The exercise
Every record below should be written out exactly; pictures stay out.

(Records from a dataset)
-------------------------
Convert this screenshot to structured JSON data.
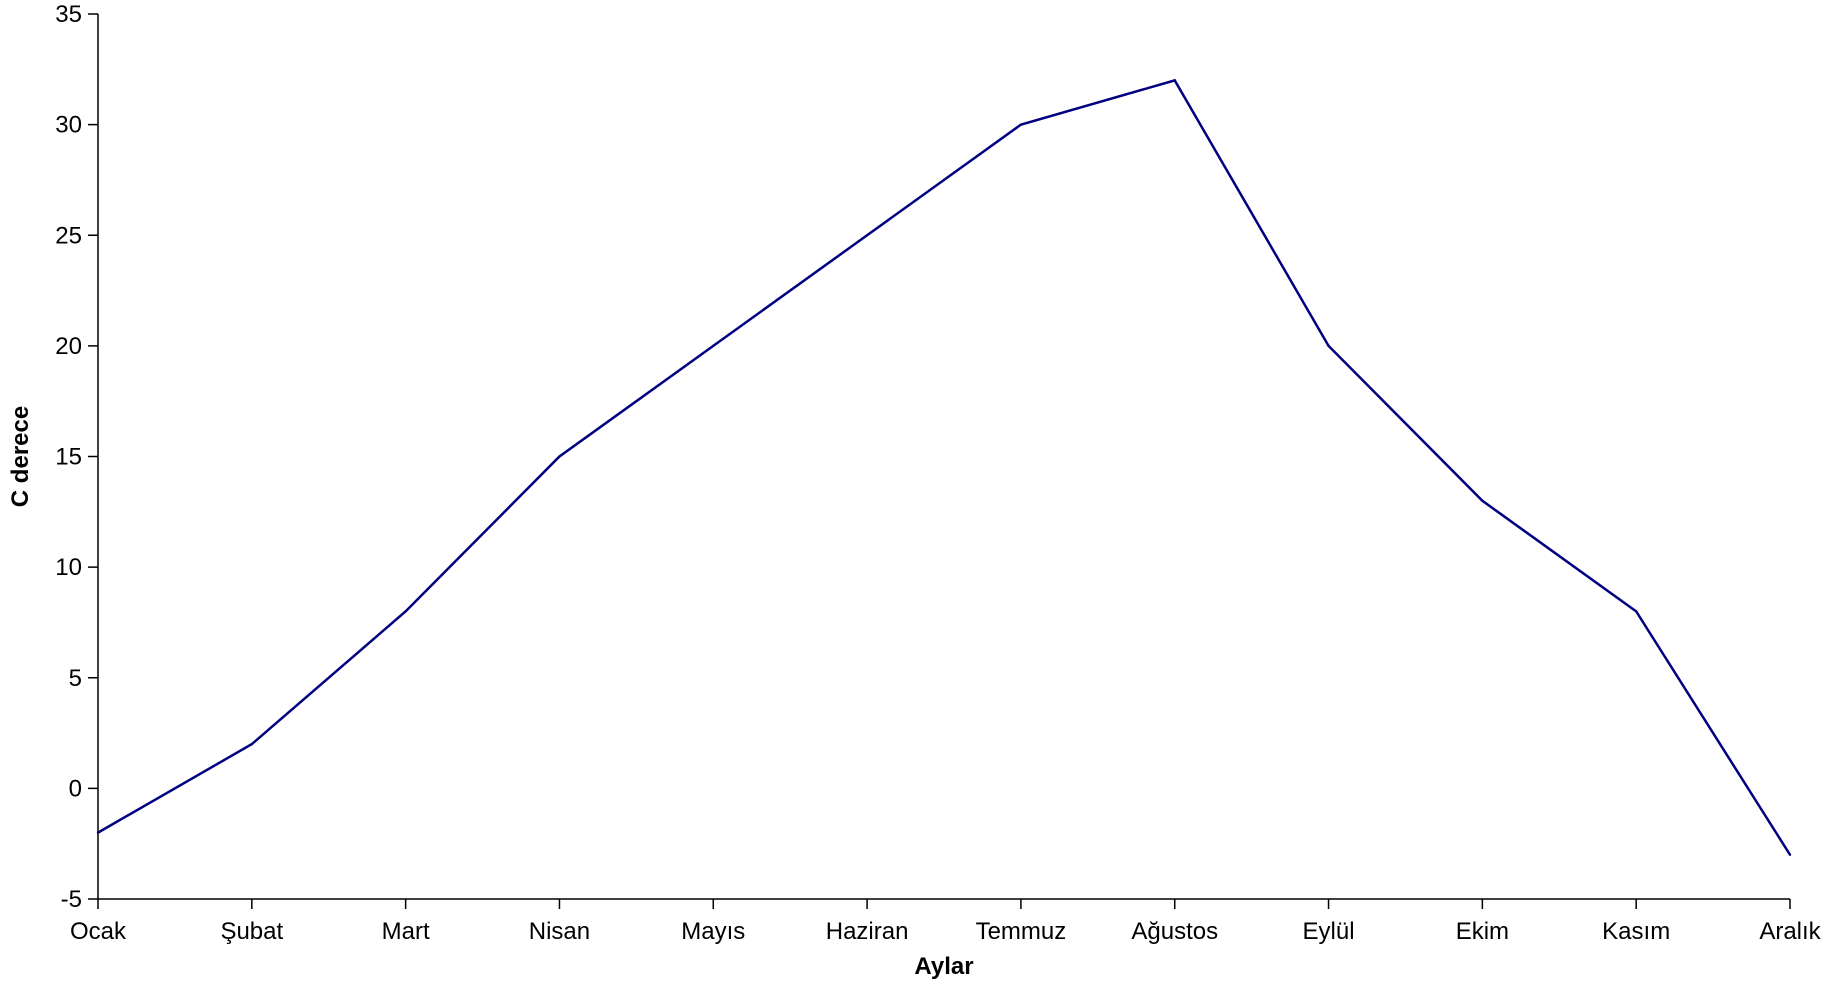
{
  "chart_data": {
    "type": "line",
    "title": "",
    "xlabel": "Aylar",
    "ylabel": "C derece",
    "categories": [
      "Ocak",
      "Şubat",
      "Mart",
      "Nisan",
      "Mayıs",
      "Haziran",
      "Temmuz",
      "Ağustos",
      "Eylül",
      "Ekim",
      "Kasım",
      "Aralık"
    ],
    "series": [
      {
        "values": [
          -2,
          2,
          8,
          15,
          20,
          25,
          30,
          32,
          20,
          13,
          8,
          -3
        ],
        "color": "#000080"
      }
    ],
    "ylim": [
      -5,
      35
    ],
    "yticks": [
      -5,
      0,
      5,
      10,
      15,
      20,
      25,
      30,
      35
    ],
    "grid": false,
    "legend": "none"
  }
}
-------------------------
Answer to the problem
Convert this screenshot to structured JSON data.
{
  "chart_data": {
    "type": "line",
    "title": "",
    "xlabel": "Aylar",
    "ylabel": "C derece",
    "categories": [
      "Ocak",
      "Şubat",
      "Mart",
      "Nisan",
      "Mayıs",
      "Haziran",
      "Temmuz",
      "Ağustos",
      "Eylül",
      "Ekim",
      "Kasım",
      "Aralık"
    ],
    "series": [
      {
        "values": [
          -2,
          2,
          8,
          15,
          20,
          25,
          30,
          32,
          20,
          13,
          8,
          -3
        ],
        "color": "#000080"
      }
    ],
    "ylim": [
      -5,
      35
    ],
    "yticks": [
      -5,
      0,
      5,
      10,
      15,
      20,
      25,
      30,
      35
    ],
    "grid": false,
    "legend": "none"
  }
}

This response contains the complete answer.